TEXT SECTION section start

Phillip Matthews
- Born: Phillip Michael Matthews 21 January 1960 (age 66) Gloucester, England
- School: Regent House Grammar School
- University: Queen's University Belfast
- Notable relative: Hannah Matthews (daughter)

Rugby union career
- Position: Flanker

Senior career
- Years: Team / Apps / (Points)
- 1978–?: Queen's University
- ?–1986: Ards
- 1986–?: Wanderers

Provincial / State sides
- Years: Team / Apps / (Points)
- Ulster

International career
- Years: Team / Apps / (Points)
- 1984–1992: Ireland / 38 / (16)
- 1989: British and Irish Lions / 1 / (0)
- 1985–1989: Barbarians / 6 / (16)

= Phillip Matthews =

Irish former rugby union international, later college leader

Phillip Michael Matthews (born 21 January 1960) is a former Ireland rugby union international. He was a member of the Ireland team that won the 1985 Five Nations Championship and the Triple Crown. He represented Ireland at the 1987 and 1991 Rugby World Cups. He also played for both the British and Irish Lions and the Barbarians. He captained both Ireland and the Barbarians. He subsequently served as a rugby union co-commentator with BBC Sport and TV3. Between 2010 and 2016 he served as the president of the National College of Ireland. His daughter, Hannah Matthews, is an Ireland women's field hockey international and played in the 2018 Women's Hockey World Cup final.

TEXT SECTION section end

_EXERCISE GOAL:_
Answer these from the text on Phillip Matthews:
(a) Which school did he attend?
(b) How many appearances did he make for Ireland?
(c) Which college did he serve as president of, and in which years?

EXERCISE DATA section start

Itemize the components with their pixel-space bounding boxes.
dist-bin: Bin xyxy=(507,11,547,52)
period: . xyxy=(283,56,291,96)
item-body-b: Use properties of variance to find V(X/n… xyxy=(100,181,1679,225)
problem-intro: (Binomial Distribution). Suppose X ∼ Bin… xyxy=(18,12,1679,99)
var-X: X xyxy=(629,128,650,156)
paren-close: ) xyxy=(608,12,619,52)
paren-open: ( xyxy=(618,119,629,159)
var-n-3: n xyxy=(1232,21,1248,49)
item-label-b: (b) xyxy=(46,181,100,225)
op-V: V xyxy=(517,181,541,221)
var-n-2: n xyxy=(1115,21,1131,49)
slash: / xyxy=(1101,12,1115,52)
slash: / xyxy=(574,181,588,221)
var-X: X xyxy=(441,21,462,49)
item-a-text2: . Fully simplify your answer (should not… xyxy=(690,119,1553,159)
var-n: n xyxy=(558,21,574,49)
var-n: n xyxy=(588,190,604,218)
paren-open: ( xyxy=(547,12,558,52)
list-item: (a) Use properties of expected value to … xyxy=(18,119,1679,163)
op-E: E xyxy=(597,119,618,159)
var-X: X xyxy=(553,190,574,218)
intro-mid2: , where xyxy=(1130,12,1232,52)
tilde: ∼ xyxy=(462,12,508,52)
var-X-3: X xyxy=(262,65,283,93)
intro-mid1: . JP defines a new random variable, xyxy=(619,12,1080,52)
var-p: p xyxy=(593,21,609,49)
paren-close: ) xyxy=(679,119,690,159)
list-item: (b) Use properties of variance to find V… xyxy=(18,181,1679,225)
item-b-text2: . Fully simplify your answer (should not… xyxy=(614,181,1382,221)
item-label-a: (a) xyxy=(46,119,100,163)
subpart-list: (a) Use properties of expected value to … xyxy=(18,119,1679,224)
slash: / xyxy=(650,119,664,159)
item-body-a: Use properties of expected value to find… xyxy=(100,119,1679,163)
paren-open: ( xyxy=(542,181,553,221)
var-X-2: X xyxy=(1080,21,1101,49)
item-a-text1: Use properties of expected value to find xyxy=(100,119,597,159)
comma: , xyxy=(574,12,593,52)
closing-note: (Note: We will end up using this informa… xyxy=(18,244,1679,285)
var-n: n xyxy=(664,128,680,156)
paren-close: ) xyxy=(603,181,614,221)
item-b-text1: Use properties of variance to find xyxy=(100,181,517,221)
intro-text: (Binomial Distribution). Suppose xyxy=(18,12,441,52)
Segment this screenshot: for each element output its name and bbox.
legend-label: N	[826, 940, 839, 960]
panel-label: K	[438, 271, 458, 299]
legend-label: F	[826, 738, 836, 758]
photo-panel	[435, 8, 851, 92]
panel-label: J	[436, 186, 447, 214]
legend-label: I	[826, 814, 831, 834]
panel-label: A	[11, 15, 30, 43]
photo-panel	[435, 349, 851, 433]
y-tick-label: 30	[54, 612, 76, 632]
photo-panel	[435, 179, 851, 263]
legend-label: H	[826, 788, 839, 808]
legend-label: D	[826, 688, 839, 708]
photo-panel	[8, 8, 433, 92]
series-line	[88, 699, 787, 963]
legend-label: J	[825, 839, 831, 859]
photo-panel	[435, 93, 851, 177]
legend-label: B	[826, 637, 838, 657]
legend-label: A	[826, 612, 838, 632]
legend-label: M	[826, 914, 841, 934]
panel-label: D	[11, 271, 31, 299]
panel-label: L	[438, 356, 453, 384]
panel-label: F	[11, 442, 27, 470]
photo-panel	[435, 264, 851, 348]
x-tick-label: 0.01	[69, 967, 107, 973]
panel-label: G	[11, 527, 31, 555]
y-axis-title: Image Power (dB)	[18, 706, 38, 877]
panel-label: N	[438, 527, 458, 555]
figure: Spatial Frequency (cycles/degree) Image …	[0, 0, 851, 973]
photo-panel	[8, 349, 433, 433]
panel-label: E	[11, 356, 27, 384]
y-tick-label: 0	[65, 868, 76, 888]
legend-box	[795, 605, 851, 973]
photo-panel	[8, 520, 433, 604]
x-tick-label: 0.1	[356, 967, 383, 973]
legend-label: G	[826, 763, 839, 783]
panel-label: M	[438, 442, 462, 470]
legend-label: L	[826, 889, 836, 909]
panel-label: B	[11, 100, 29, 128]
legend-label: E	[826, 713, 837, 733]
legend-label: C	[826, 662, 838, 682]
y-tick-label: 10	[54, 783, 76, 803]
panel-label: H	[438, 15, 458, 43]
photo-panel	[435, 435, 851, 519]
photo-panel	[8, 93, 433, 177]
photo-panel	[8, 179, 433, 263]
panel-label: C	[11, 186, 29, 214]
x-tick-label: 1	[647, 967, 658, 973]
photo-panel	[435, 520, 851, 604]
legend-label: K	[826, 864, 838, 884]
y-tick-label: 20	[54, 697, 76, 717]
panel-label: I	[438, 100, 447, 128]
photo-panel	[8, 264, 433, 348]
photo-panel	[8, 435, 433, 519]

EXERCISE DATA section end

_ANSWER FOR THE TASK:_
(a) Regent House Grammar School
(b) 38
(c) The National College of Ireland, from 2010 to 2016